# PROVIDED RECORDS
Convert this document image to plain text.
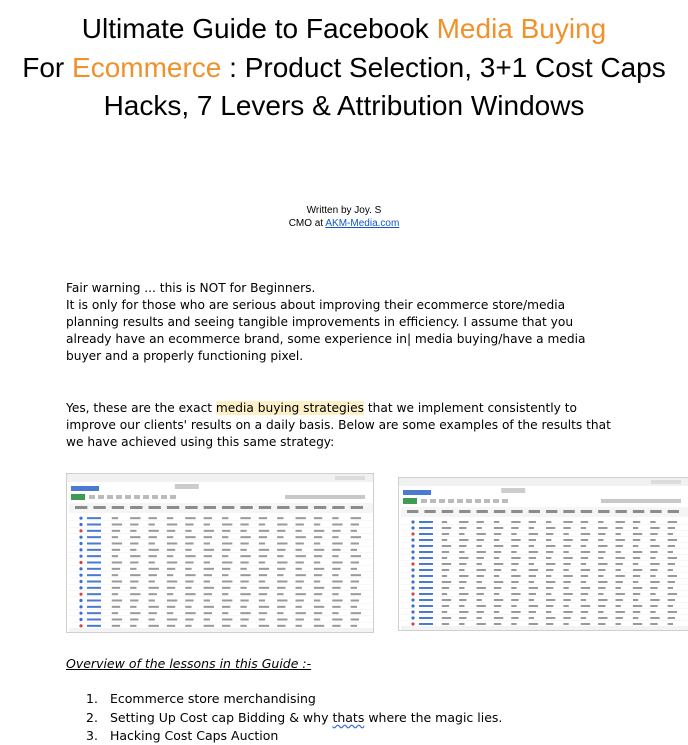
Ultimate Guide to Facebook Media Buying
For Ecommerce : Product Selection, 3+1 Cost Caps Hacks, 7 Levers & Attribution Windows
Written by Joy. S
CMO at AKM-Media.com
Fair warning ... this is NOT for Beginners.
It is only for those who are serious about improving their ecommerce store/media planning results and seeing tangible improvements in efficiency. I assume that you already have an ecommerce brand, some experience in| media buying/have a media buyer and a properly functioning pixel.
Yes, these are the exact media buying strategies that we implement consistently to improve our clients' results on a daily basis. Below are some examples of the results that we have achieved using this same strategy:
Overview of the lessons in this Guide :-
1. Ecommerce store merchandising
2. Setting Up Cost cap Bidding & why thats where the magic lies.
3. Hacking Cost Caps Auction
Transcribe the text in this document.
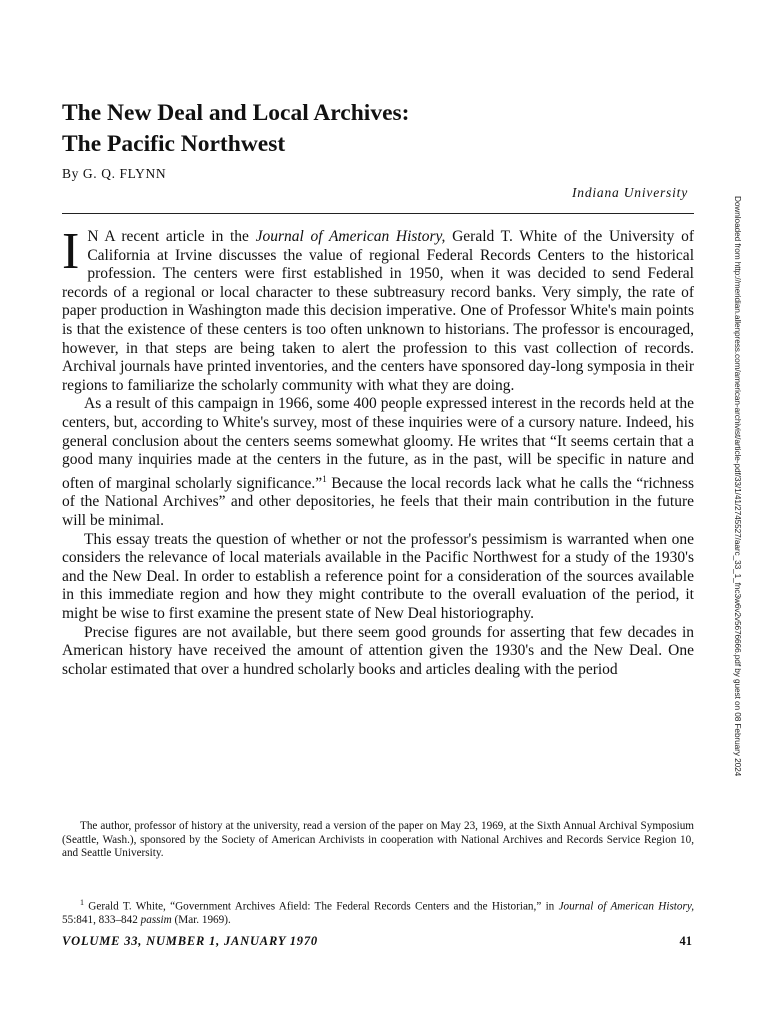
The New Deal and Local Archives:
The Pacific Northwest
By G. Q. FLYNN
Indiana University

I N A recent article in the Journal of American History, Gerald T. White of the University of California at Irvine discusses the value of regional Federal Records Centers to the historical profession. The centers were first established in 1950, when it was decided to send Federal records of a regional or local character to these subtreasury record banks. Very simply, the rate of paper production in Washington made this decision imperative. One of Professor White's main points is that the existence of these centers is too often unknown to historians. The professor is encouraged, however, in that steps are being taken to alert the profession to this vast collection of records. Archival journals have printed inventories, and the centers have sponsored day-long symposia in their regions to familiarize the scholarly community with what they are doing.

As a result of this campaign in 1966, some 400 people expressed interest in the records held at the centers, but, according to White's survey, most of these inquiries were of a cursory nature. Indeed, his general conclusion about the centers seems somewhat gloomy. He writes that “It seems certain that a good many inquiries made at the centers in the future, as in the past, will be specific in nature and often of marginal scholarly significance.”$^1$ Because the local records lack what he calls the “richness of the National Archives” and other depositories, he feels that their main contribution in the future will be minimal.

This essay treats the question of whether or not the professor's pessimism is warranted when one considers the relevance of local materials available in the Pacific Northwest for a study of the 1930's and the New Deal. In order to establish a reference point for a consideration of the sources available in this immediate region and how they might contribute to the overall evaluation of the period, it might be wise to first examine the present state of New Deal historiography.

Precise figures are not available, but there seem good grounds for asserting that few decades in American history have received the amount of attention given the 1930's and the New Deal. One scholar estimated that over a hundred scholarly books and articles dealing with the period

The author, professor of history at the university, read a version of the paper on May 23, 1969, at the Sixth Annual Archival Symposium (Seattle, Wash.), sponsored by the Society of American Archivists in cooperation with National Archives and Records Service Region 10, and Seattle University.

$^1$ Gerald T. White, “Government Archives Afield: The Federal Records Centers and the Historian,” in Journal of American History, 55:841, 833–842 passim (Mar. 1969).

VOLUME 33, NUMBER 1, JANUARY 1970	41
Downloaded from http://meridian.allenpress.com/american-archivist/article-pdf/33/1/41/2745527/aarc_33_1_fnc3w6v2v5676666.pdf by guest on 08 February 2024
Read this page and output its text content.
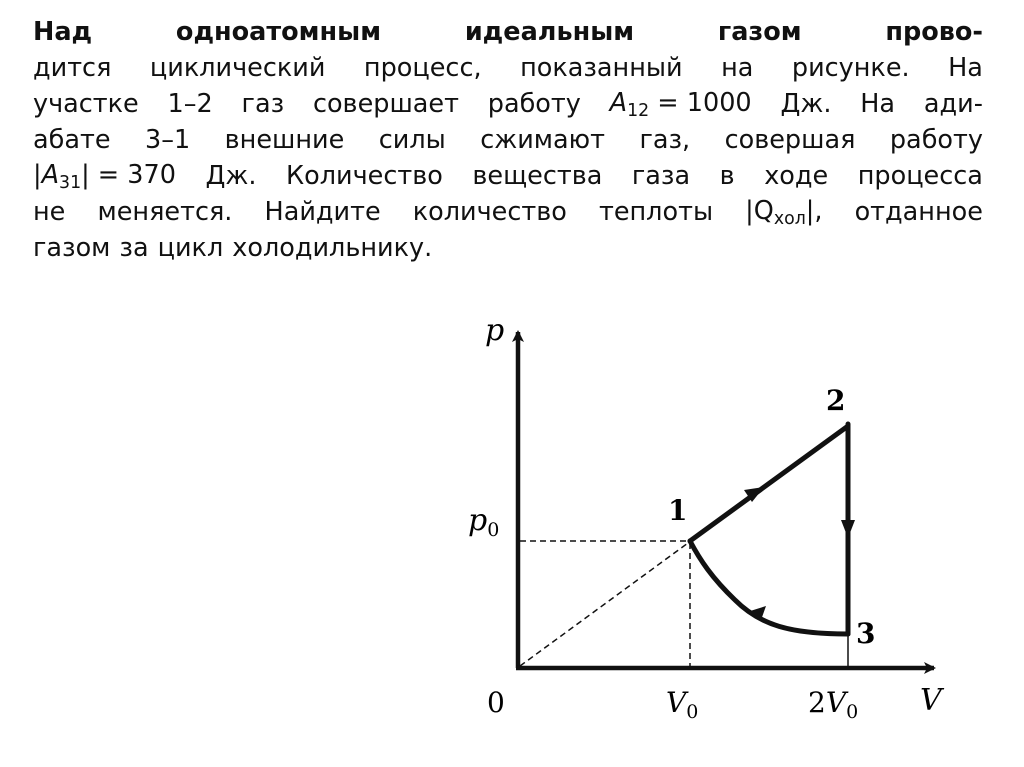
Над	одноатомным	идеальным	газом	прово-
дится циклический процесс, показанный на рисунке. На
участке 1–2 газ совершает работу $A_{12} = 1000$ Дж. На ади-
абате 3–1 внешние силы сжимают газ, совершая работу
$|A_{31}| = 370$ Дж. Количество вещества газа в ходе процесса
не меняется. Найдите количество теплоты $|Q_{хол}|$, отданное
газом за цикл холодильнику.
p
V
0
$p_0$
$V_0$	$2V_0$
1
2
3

# TASK DIRECTIONS
Transcribe the preceding listing in its entirety and with exact wording, leaving out pictures.

# RESULT OF THE EXERCISE
Convert this document image to plain text.
Ultimate Guide to Facebook Media Buying
For Ecommerce : Product Selection, 3+1 Cost Caps Hacks, 7 Levers & Attribution Windows
Written by Joy. S
CMO at AKM-Media.com
Fair warning ... this is NOT for Beginners.
It is only for those who are serious about improving their ecommerce store/media planning results and seeing tangible improvements in efficiency. I assume that you already have an ecommerce brand, some experience in| media buying/have a media buyer and a properly functioning pixel.
Yes, these are the exact media buying strategies that we implement consistently to improve our clients' results on a daily basis. Below are some examples of the results that we have achieved using this same strategy:
Overview of the lessons in this Guide :-
1. Ecommerce store merchandising
2. Setting Up Cost cap Bidding & why thats where the magic lies.
3. Hacking Cost Caps Auction
Transcribe the text in this document.
The New Deal and Local Archives:
The Pacific Northwest
By G. Q. FLYNN
Indiana University

I N A recent article in the Journal of American History, Gerald T. White of the University of California at Irvine discusses the value of regional Federal Records Centers to the historical profession. The centers were first established in 1950, when it was decided to send Federal records of a regional or local character to these subtreasury record banks. Very simply, the rate of paper production in Washington made this decision imperative. One of Professor White's main points is that the existence of these centers is too often unknown to historians. The professor is encouraged, however, in that steps are being taken to alert the profession to this vast collection of records. Archival journals have printed inventories, and the centers have sponsored day-long symposia in their regions to familiarize the scholarly community with what they are doing.

As a result of this campaign in 1966, some 400 people expressed interest in the records held at the centers, but, according to White's survey, most of these inquiries were of a cursory nature. Indeed, his general conclusion about the centers seems somewhat gloomy. He writes that “It seems certain that a good many inquiries made at the centers in the future, as in the past, will be specific in nature and often of marginal scholarly significance.”$^1$ Because the local records lack what he calls the “richness of the National Archives” and other depositories, he feels that their main contribution in the future will be minimal.

This essay treats the question of whether or not the professor's pessimism is warranted when one considers the relevance of local materials available in the Pacific Northwest for a study of the 1930's and the New Deal. In order to establish a reference point for a consideration of the sources available in this immediate region and how they might contribute to the overall evaluation of the period, it might be wise to first examine the present state of New Deal historiography.

Precise figures are not available, but there seem good grounds for asserting that few decades in American history have received the amount of attention given the 1930's and the New Deal. One scholar estimated that over a hundred scholarly books and articles dealing with the period

The author, professor of history at the university, read a version of the paper on May 23, 1969, at the Sixth Annual Archival Symposium (Seattle, Wash.), sponsored by the Society of American Archivists in cooperation with National Archives and Records Service Region 10, and Seattle University.

$^1$ Gerald T. White, “Government Archives Afield: The Federal Records Centers and the Historian,” in Journal of American History, 55:841, 833–842 passim (Mar. 1969).

VOLUME 33, NUMBER 1, JANUARY 1970	41
Downloaded from http://meridian.allenpress.com/american-archivist/article-pdf/33/1/41/2745527/aarc_33_1_fnc3w6v2v5676666.pdf by guest on 08 February 2024
Read this page and output its text content.
Над	одноатомным	идеальным	газом	прово-
дится циклический процесс, показанный на рисунке. На
участке 1–2 газ совершает работу $A_{12} = 1000$ Дж. На ади-
абате 3–1 внешние силы сжимают газ, совершая работу
$|A_{31}| = 370$ Дж. Количество вещества газа в ходе процесса
не меняется. Найдите количество теплоты $|Q_{хол}|$, отданное
газом за цикл холодильнику.
p
V
0
$p_0$
$V_0$	$2V_0$
1
2
3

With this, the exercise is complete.